» **Extracts from a graphics dataset**:
────

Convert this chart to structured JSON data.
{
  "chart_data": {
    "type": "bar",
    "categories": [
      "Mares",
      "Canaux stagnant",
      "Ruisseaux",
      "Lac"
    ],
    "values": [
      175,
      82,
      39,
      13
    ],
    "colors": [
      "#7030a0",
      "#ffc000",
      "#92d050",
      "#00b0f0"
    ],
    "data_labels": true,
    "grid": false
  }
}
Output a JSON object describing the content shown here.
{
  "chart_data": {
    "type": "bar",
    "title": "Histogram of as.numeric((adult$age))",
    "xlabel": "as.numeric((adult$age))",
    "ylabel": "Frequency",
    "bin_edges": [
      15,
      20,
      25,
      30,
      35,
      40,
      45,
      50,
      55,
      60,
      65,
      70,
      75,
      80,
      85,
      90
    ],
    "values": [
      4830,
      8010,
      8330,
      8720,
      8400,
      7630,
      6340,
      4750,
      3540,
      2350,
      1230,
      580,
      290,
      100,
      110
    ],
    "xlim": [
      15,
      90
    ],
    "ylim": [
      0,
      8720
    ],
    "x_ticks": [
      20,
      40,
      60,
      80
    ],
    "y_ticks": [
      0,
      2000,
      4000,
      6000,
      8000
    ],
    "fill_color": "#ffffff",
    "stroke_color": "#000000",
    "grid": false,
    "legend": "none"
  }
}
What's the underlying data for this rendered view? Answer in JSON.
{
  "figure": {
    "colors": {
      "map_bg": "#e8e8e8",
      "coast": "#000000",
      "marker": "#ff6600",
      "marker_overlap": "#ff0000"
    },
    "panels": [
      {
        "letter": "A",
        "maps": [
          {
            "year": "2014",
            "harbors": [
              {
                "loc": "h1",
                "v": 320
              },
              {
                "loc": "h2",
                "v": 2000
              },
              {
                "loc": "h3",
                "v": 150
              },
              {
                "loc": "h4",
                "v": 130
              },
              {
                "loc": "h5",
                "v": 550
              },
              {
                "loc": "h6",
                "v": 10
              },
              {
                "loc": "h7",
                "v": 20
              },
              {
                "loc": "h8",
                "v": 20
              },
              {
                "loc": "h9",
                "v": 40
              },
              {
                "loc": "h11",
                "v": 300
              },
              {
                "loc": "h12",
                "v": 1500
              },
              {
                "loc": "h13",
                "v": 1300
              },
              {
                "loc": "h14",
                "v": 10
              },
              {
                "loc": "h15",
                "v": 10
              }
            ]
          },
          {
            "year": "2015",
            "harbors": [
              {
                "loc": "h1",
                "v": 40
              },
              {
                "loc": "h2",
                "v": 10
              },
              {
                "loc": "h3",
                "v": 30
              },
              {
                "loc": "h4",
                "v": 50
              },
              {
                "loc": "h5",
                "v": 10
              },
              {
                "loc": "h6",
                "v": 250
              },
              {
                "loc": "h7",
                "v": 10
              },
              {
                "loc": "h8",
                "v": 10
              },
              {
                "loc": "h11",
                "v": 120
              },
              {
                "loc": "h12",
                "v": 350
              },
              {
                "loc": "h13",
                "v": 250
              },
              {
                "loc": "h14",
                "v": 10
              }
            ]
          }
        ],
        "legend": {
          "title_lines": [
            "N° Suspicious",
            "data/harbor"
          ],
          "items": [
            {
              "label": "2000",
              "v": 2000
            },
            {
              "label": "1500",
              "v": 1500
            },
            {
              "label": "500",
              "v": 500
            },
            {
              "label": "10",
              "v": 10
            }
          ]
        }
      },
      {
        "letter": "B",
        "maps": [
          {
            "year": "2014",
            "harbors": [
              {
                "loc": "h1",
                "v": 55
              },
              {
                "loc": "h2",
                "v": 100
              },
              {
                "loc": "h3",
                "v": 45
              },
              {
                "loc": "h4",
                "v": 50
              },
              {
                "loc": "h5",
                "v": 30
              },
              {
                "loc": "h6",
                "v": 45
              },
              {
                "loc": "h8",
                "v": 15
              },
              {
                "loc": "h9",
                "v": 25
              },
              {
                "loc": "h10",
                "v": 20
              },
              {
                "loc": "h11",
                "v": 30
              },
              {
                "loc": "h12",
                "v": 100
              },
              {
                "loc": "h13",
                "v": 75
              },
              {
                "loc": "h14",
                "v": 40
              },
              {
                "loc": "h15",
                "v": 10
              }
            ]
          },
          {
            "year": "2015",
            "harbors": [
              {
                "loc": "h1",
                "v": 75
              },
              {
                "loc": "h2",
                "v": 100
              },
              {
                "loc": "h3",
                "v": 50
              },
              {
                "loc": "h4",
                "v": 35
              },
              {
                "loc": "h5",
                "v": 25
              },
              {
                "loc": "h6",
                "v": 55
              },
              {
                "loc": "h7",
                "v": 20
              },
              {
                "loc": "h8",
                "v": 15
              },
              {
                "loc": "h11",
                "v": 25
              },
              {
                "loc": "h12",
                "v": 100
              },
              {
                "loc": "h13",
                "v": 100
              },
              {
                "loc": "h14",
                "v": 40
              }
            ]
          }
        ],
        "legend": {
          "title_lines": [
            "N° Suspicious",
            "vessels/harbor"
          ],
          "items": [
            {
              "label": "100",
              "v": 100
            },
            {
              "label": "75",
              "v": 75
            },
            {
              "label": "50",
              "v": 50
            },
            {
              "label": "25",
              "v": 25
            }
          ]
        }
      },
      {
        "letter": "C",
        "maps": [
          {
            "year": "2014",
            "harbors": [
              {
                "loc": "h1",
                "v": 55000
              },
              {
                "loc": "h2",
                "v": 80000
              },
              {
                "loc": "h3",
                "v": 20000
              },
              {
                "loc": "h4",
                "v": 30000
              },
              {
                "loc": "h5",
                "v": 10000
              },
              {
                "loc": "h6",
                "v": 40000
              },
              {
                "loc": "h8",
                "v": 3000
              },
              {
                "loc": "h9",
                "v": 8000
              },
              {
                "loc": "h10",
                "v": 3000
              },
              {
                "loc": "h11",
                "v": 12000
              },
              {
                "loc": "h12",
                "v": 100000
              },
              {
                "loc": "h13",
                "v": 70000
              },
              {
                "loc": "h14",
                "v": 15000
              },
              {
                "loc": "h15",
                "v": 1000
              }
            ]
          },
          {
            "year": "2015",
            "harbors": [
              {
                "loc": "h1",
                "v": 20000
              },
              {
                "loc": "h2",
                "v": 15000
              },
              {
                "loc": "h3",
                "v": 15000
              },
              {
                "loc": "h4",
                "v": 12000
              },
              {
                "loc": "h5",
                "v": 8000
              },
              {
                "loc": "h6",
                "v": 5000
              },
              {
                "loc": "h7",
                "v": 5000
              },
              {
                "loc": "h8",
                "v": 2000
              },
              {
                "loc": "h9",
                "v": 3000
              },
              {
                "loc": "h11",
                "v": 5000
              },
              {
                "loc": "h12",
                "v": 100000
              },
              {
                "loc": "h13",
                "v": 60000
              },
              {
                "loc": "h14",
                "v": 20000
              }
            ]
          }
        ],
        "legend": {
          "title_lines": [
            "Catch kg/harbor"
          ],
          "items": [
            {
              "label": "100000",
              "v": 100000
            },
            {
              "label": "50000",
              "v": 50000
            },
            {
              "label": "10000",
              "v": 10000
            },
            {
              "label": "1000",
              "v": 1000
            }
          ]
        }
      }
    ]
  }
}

────

» **THE REQUEST**:
Look for "JSON" and pull out every line that has it.

» **THE RESULT**:
Convert this chart to structured JSON data.
Output a JSON object describing the content shown here.
What's the underlying data for this rendered view? Answer in JSON.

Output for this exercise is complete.